* _WRITTEN PROBLEM_
Gather from the material every line that contains the string "Print".

* _STORED ROWS_
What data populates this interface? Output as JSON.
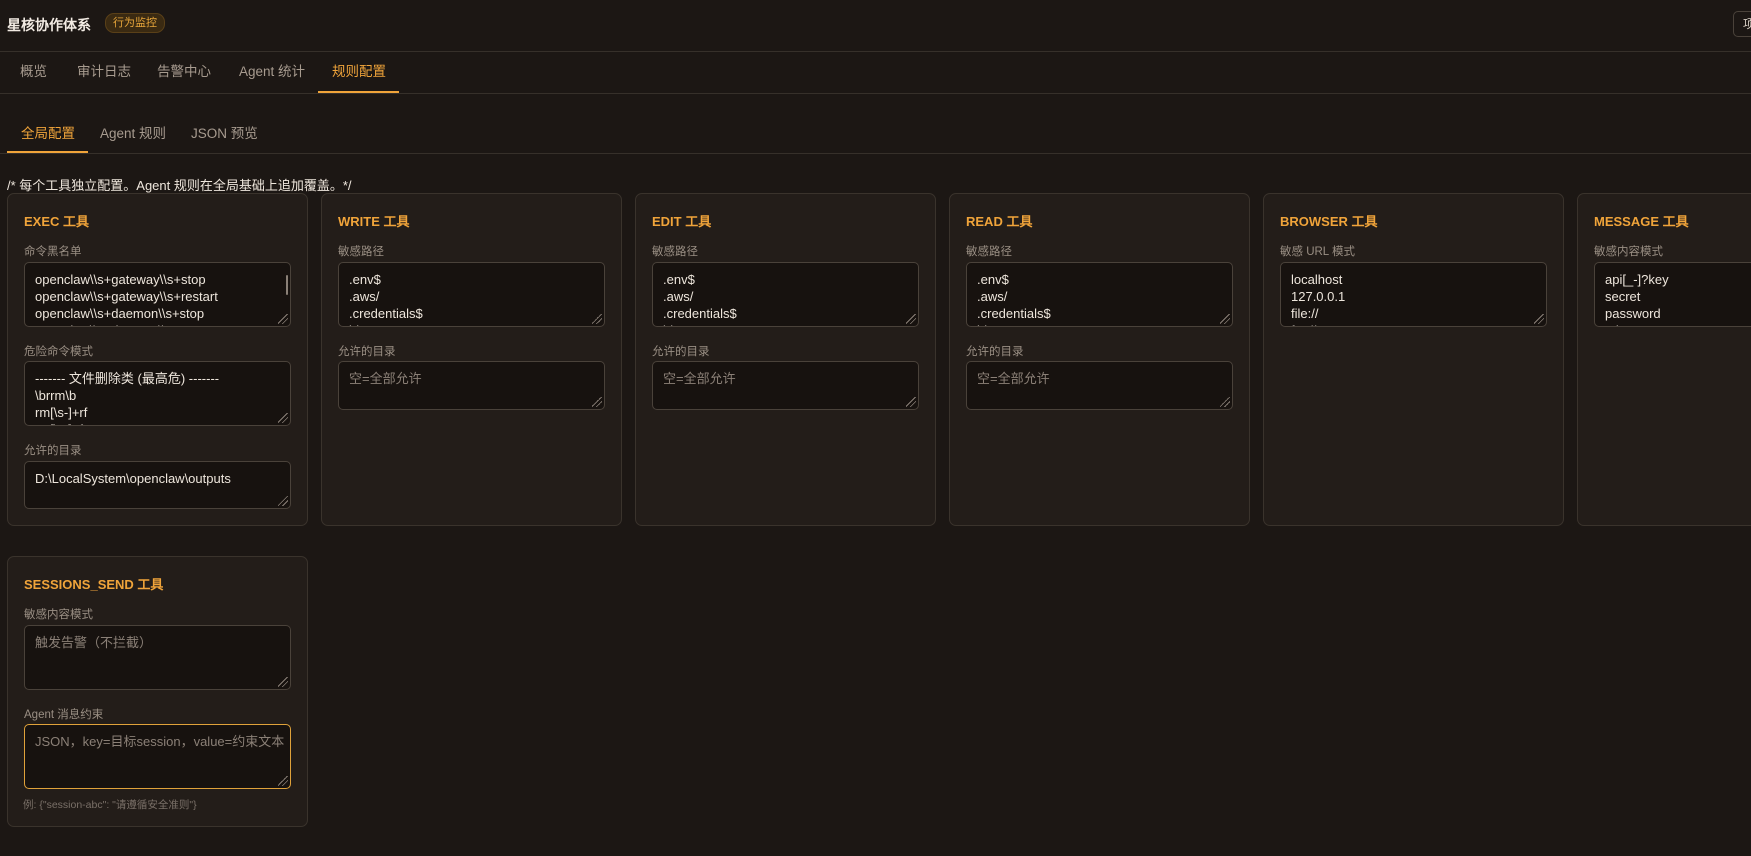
{
  "app": {
    "title": "星核协作体系",
    "badge": "行为监控",
    "top_right_button": "项目"
  },
  "main_tabs": [
    {
      "label": "概览",
      "active": false
    },
    {
      "label": "审计日志",
      "active": false
    },
    {
      "label": "告警中心",
      "active": false
    },
    {
      "label": "Agent 统计",
      "active": false
    },
    {
      "label": "规则配置",
      "active": true
    }
  ],
  "sub_tabs": [
    {
      "label": "全局配置",
      "active": true
    },
    {
      "label": "Agent 规则",
      "active": false
    },
    {
      "label": "JSON 预览",
      "active": false
    }
  ],
  "comment": "/* 每个工具独立配置。Agent 规则在全局基础上追加覆盖。*/",
  "cards": {
    "exec": {
      "title": "EXEC 工具",
      "f1_label": "命令黑名单",
      "f1_value": "openclaw\\\\s+gateway\\\\s+stop\nopenclaw\\\\s+gateway\\\\s+restart\nopenclaw\\\\s+daemon\\\\s+stop\nopenclaw\\\\s+daemon\\\\s+restart",
      "f2_label": "危险命令模式",
      "f2_value": "------- 文件删除类 (最高危) -------\n\\brrm\\b\nrm[\\s-]+rf\nrm[\\s-]+fr",
      "f3_label": "允许的目录",
      "f3_value": "D:\\LocalSystem\\openclaw\\outputs"
    },
    "write": {
      "title": "WRITE 工具",
      "f1_label": "敏感路径",
      "f1_value": ".env$\n.aws/\n.credentials$\nid_rsa",
      "f2_label": "允许的目录",
      "f2_placeholder": "空=全部允许"
    },
    "edit": {
      "title": "EDIT 工具",
      "f1_label": "敏感路径",
      "f1_value": ".env$\n.aws/\n.credentials$\nid_rsa",
      "f2_label": "允许的目录",
      "f2_placeholder": "空=全部允许"
    },
    "read": {
      "title": "READ 工具",
      "f1_label": "敏感路径",
      "f1_value": ".env$\n.aws/\n.credentials$\nid_rsa",
      "f2_label": "允许的目录",
      "f2_placeholder": "空=全部允许"
    },
    "browser": {
      "title": "BROWSER 工具",
      "f1_label": "敏感 URL 模式",
      "f1_value": "localhost\n127.0.0.1\nfile://\nftp://"
    },
    "message": {
      "title": "MESSAGE 工具",
      "f1_label": "敏感内容模式",
      "f1_value": "api[_-]?key\nsecret\npassword\ntoken"
    },
    "sessions_send": {
      "title": "SESSIONS_SEND 工具",
      "f1_label": "敏感内容模式",
      "f1_placeholder": "触发告警（不拦截）",
      "f2_label": "Agent 消息约束",
      "f2_placeholder": "JSON，key=目标session，value=约束文本",
      "hint": "例: {\"session-abc\": \"请遵循安全准则\"}"
    }
  }
}
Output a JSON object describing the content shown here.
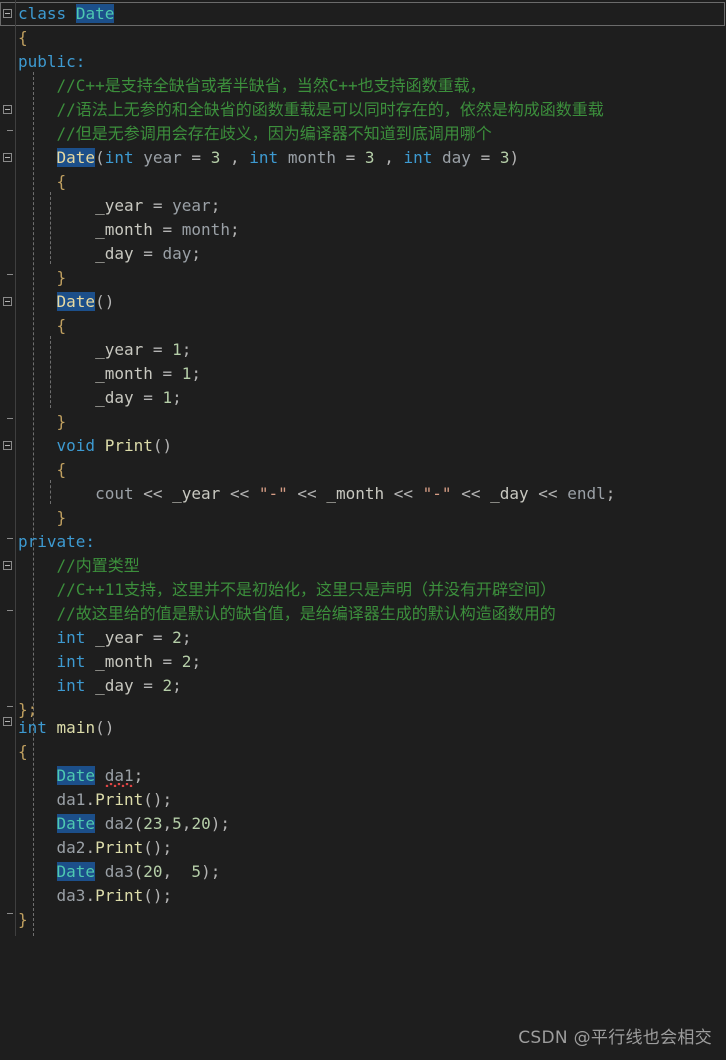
{
  "editor": {
    "background": "#1e1e1e",
    "language": "C++",
    "line_height": 24,
    "font_size": 16
  },
  "colors": {
    "keyword": "#3d9ad1",
    "comment": "#3c8f3c",
    "type_highlight_bg": "#1c4f8a",
    "type_decl_fg": "#e8d9a0",
    "type_use_fg": "#4ec9b0",
    "number": "#b5cea8",
    "function": "#dcdcaa",
    "string": "#d69d85",
    "identifier": "#9aa0a6",
    "error_squiggle": "#dd4444"
  },
  "watermark": {
    "text": "CSDN @平行线也会相交"
  },
  "lines": [
    {
      "n": 1,
      "text": "class Date"
    },
    {
      "n": 2,
      "text": "{"
    },
    {
      "n": 3,
      "text": "public:"
    },
    {
      "n": 4,
      "text": "    //C++是支持全缺省或者半缺省，当然C++也支持函数重载，"
    },
    {
      "n": 5,
      "text": "    //语法上无参的和全缺省的函数重载是可以同时存在的，依然是构成函数重载"
    },
    {
      "n": 6,
      "text": "    //但是无参调用会存在歧义，因为编译器不知道到底调用哪个"
    },
    {
      "n": 7,
      "text": "    Date(int year = 3 , int month = 3 , int day = 3)"
    },
    {
      "n": 8,
      "text": "    {"
    },
    {
      "n": 9,
      "text": "        _year = year;"
    },
    {
      "n": 10,
      "text": "        _month = month;"
    },
    {
      "n": 11,
      "text": "        _day = day;"
    },
    {
      "n": 12,
      "text": "    }"
    },
    {
      "n": 13,
      "text": "    Date()"
    },
    {
      "n": 14,
      "text": "    {"
    },
    {
      "n": 15,
      "text": "        _year = 1;"
    },
    {
      "n": 16,
      "text": "        _month = 1;"
    },
    {
      "n": 17,
      "text": "        _day = 1;"
    },
    {
      "n": 18,
      "text": "    }"
    },
    {
      "n": 19,
      "text": "    void Print()"
    },
    {
      "n": 20,
      "text": "    {"
    },
    {
      "n": 21,
      "text": "        cout << _year << \"-\" << _month << \"-\" << _day << endl;"
    },
    {
      "n": 22,
      "text": "    }"
    },
    {
      "n": 23,
      "text": "private:"
    },
    {
      "n": 24,
      "text": "    //内置类型"
    },
    {
      "n": 25,
      "text": "    //C++11支持，这里并不是初始化，这里只是声明（并没有开辟空间）"
    },
    {
      "n": 26,
      "text": "    //故这里给的值是默认的缺省值，是给编译器生成的默认构造函数用的"
    },
    {
      "n": 27,
      "text": "    int _year = 2;"
    },
    {
      "n": 28,
      "text": "    int _month = 2;"
    },
    {
      "n": 29,
      "text": "    int _day = 2;"
    },
    {
      "n": 30,
      "text": "};"
    },
    {
      "n": 31,
      "text": "int main()"
    },
    {
      "n": 32,
      "text": "{"
    },
    {
      "n": 33,
      "text": "    Date da1;"
    },
    {
      "n": 34,
      "text": "    da1.Print();"
    },
    {
      "n": 35,
      "text": "    Date da2(23,5,20);"
    },
    {
      "n": 36,
      "text": "    da2.Print();"
    },
    {
      "n": 37,
      "text": "    Date da3(20,  5);"
    },
    {
      "n": 38,
      "text": "    da3.Print();"
    },
    {
      "n": 39,
      "text": "}"
    }
  ],
  "tokens": {
    "kw_class": "class",
    "kw_public": "public:",
    "kw_private": "private:",
    "kw_int": "int",
    "kw_void": "void",
    "type_date": "Date",
    "brace_open": "{",
    "brace_close": "}",
    "brace_close_semi": "};",
    "comment_1": "//C++是支持全缺省或者半缺省，当然C++也支持函数重载，",
    "comment_2": "//语法上无参的和全缺省的函数重载是可以同时存在的，依然是构成函数重载",
    "comment_3": "//但是无参调用会存在歧义，因为编译器不知道到底调用哪个",
    "comment_4": "//内置类型",
    "comment_5": "//C++11支持，这里并不是初始化，这里只是声明（并没有开辟空间）",
    "comment_6": "//故这里给的值是默认的缺省值，是给编译器生成的默认构造函数用的",
    "fn_print": "Print",
    "fn_main": "main",
    "id_cout": "cout",
    "id_endl": "endl",
    "m_year": "_year",
    "m_month": "_month",
    "m_day": "_day",
    "p_year": "year",
    "p_month": "month",
    "p_day": "day",
    "var_da1": "da1",
    "var_da2": "da2",
    "var_da3": "da3",
    "str_dash": "\"-\"",
    "op_shift": "<<",
    "op_assign": "=",
    "n_1": "1",
    "n_2": "2",
    "n_3": "3",
    "n_5": "5",
    "n_20": "20",
    "n_23": "23"
  }
}
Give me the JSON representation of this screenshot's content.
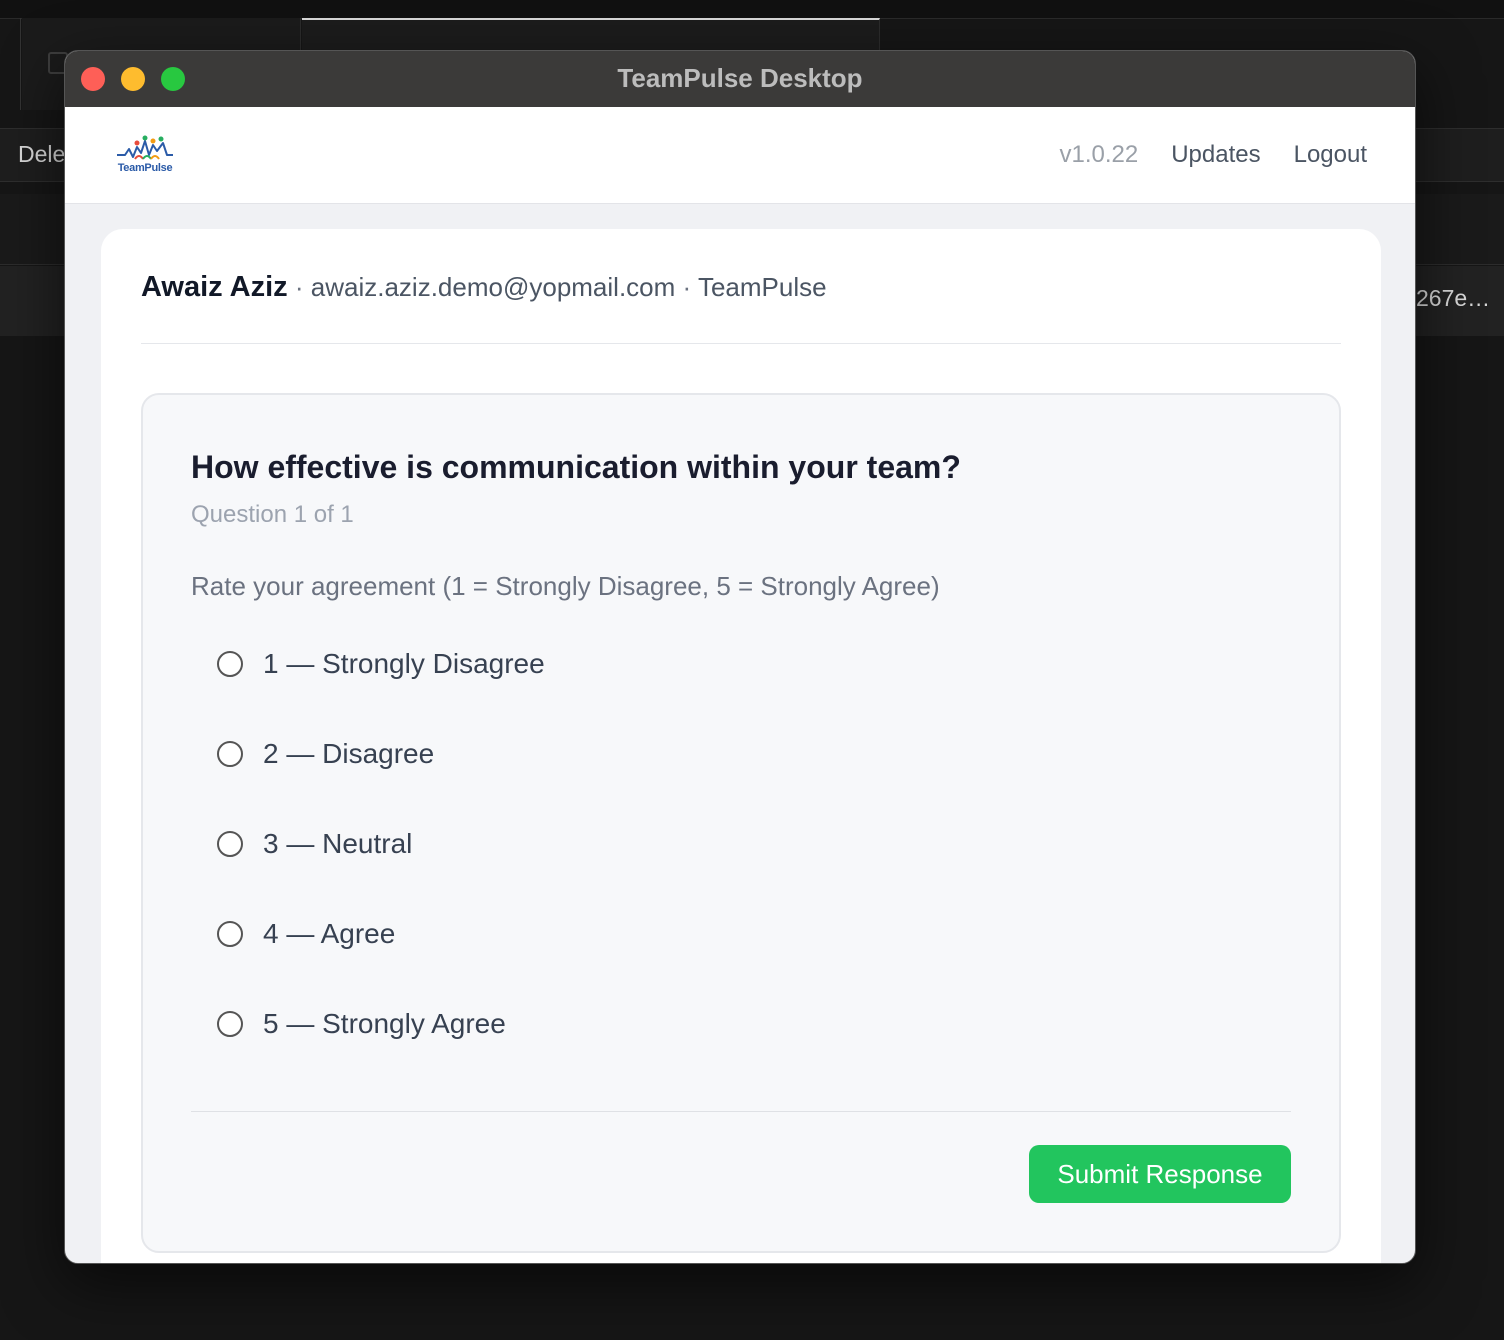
{
  "background": {
    "left_text": "Dele",
    "right_text": "267e…"
  },
  "window": {
    "title": "TeamPulse Desktop"
  },
  "header": {
    "logo_text": "TeamPulse",
    "version": "v1.0.22",
    "updates_label": "Updates",
    "logout_label": "Logout"
  },
  "user": {
    "name": "Awaiz Aziz",
    "separator": " · ",
    "email": "awaiz.aziz.demo@yopmail.com",
    "org": "TeamPulse"
  },
  "survey": {
    "question": "How effective is communication within your team?",
    "progress": "Question 1 of 1",
    "prompt": "Rate your agreement (1 = Strongly Disagree, 5 = Strongly Agree)",
    "options": [
      {
        "label": "1 — Strongly Disagree",
        "selected": false
      },
      {
        "label": "2 — Disagree",
        "selected": false
      },
      {
        "label": "3 — Neutral",
        "selected": false
      },
      {
        "label": "4 — Agree",
        "selected": false
      },
      {
        "label": "5 — Strongly Agree",
        "selected": false
      }
    ],
    "submit_label": "Submit Response"
  },
  "colors": {
    "accent_green": "#22c55e",
    "traffic_close": "#fe5f57",
    "traffic_min": "#febc2e",
    "traffic_max": "#28c840"
  }
}
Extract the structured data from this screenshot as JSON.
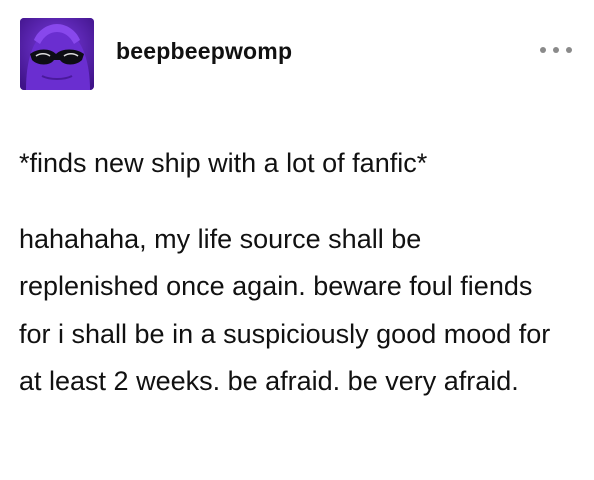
{
  "post": {
    "username": "beepbeepwomp",
    "more_icon": "ellipsis-icon",
    "avatar_icon": "avatar-purple-figure-sunglasses",
    "paragraphs": [
      "*finds new ship with a lot of fanfic*",
      "hahahaha, my life source shall be replenished once again. beware foul fiends for i shall be in a suspiciously good mood for at least 2 weeks. be afraid. be very afraid."
    ]
  },
  "colors": {
    "avatar_bg": "#5b22b8",
    "text": "#111111",
    "muted": "#8a8a8a"
  }
}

* _WRITTEN RESPONSE_
      "text": "    void Print()"
      "text": "    da1.Print();"
      "text": "    da2.Print();"
      "text": "    da3.Print();"
    "fn_print": "Print",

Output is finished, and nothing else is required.